#### Request
Look over the lines below. Report each one that includes the string "JSON".

Dataset rows about figures:
_ _ _ _ _

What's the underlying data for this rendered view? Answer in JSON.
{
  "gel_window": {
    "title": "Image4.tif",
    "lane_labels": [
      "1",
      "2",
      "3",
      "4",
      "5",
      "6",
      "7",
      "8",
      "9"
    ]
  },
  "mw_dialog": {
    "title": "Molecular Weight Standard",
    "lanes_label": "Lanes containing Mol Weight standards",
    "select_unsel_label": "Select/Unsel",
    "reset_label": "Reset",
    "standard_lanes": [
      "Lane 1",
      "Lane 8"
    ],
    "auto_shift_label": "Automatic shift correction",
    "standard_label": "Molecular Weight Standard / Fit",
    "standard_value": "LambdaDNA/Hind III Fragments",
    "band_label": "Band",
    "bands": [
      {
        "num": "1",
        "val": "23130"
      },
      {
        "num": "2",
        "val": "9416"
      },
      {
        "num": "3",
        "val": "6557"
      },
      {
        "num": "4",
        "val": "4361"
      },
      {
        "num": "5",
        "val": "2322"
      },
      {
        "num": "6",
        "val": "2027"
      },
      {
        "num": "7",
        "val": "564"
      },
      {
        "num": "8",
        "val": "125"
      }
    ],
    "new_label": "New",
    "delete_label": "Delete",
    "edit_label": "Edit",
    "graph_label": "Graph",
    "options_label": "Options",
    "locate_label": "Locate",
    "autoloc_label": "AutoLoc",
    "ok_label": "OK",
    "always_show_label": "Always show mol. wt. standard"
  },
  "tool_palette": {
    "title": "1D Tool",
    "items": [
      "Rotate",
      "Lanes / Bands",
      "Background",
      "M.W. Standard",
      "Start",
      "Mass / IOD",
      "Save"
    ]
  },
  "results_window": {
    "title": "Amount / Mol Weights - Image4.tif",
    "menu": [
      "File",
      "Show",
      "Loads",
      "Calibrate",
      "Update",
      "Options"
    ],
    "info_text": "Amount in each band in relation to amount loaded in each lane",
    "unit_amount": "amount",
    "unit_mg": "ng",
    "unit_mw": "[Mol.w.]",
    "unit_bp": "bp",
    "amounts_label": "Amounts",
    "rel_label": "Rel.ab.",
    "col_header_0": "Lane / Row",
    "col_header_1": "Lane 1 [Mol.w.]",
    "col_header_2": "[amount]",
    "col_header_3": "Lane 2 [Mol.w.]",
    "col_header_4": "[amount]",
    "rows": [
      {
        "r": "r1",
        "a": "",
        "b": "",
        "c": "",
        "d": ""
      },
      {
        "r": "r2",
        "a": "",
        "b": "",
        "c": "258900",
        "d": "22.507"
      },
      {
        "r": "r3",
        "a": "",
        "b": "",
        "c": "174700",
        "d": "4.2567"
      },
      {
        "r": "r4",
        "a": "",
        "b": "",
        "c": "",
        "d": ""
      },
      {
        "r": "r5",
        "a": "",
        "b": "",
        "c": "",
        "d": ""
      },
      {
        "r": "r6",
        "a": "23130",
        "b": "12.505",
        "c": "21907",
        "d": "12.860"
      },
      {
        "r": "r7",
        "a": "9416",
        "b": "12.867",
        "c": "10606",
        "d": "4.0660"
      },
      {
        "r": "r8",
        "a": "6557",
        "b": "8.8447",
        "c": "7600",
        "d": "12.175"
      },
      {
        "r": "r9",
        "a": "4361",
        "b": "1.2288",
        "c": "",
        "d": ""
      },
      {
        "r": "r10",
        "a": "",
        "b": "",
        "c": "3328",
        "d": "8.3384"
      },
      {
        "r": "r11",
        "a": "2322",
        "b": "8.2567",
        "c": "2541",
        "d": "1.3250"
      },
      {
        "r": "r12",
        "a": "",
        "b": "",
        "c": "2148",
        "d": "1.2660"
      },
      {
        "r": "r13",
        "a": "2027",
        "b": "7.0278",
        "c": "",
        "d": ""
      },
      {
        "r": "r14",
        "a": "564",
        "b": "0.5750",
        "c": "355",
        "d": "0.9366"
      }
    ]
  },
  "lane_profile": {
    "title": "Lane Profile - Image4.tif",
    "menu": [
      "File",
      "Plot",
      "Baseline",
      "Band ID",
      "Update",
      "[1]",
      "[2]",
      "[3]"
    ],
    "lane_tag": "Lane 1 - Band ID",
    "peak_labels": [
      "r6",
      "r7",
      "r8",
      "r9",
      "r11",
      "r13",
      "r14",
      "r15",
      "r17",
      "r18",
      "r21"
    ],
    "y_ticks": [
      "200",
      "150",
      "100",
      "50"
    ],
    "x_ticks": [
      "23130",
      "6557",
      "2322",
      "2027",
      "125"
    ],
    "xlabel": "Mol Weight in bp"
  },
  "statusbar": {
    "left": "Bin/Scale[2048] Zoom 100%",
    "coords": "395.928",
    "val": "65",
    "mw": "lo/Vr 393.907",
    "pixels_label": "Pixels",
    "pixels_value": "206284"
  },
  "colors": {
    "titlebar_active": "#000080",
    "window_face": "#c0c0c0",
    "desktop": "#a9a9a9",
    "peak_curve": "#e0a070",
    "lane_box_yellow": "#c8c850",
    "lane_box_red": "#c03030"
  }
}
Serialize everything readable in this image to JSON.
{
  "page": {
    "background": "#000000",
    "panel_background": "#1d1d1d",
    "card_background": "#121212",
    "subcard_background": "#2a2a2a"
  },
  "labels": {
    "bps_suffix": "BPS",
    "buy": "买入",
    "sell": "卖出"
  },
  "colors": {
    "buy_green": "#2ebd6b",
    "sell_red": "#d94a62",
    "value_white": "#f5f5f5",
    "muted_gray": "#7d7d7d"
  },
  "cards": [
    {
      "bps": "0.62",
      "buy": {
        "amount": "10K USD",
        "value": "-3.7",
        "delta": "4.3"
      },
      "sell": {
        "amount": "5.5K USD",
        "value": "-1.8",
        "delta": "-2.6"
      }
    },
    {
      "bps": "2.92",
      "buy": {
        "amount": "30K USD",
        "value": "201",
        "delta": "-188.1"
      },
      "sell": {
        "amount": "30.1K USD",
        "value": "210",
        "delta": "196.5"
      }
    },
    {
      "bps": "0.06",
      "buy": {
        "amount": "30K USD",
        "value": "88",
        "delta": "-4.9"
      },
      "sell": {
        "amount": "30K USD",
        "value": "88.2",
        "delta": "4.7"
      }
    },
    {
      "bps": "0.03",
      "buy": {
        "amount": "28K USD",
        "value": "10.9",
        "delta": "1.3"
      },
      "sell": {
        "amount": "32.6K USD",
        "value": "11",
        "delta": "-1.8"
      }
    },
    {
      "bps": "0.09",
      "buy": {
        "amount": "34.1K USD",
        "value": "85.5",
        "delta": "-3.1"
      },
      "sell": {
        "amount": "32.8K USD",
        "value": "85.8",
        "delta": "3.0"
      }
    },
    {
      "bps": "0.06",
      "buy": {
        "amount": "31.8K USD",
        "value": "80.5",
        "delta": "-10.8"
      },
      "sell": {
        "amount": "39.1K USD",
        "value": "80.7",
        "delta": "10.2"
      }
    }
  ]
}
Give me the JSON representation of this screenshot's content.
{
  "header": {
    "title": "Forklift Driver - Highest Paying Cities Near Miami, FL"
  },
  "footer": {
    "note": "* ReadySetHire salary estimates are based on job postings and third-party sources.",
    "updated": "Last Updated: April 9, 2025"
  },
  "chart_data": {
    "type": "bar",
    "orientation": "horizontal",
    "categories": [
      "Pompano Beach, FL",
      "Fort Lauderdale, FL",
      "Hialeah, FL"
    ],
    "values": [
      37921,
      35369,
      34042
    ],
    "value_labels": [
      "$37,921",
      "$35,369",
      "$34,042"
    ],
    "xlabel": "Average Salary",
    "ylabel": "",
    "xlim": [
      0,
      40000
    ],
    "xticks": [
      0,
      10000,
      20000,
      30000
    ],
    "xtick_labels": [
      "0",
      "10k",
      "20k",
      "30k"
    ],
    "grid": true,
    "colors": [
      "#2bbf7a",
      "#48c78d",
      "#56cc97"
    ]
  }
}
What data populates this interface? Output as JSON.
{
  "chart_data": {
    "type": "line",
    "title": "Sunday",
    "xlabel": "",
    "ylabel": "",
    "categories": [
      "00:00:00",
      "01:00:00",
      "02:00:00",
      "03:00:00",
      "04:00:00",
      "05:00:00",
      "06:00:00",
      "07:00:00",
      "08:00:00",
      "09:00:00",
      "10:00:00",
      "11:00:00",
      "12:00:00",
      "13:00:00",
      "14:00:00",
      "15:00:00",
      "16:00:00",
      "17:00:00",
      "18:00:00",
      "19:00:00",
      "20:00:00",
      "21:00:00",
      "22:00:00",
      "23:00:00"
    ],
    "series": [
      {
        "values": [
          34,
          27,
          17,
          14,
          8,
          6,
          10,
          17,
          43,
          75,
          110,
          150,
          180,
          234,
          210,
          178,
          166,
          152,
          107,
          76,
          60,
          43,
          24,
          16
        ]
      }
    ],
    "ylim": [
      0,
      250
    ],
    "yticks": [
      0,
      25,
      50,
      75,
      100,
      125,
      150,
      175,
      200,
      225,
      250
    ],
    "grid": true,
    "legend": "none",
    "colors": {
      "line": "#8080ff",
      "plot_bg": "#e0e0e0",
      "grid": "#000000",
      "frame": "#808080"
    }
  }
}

_ _ _ _ _

#### Exercise answer
What's the underlying data for this rendered view? Answer in JSON.
Serialize everything readable in this image to JSON.
Give me the JSON representation of this screenshot's content.
What data populates this interface? Output as JSON.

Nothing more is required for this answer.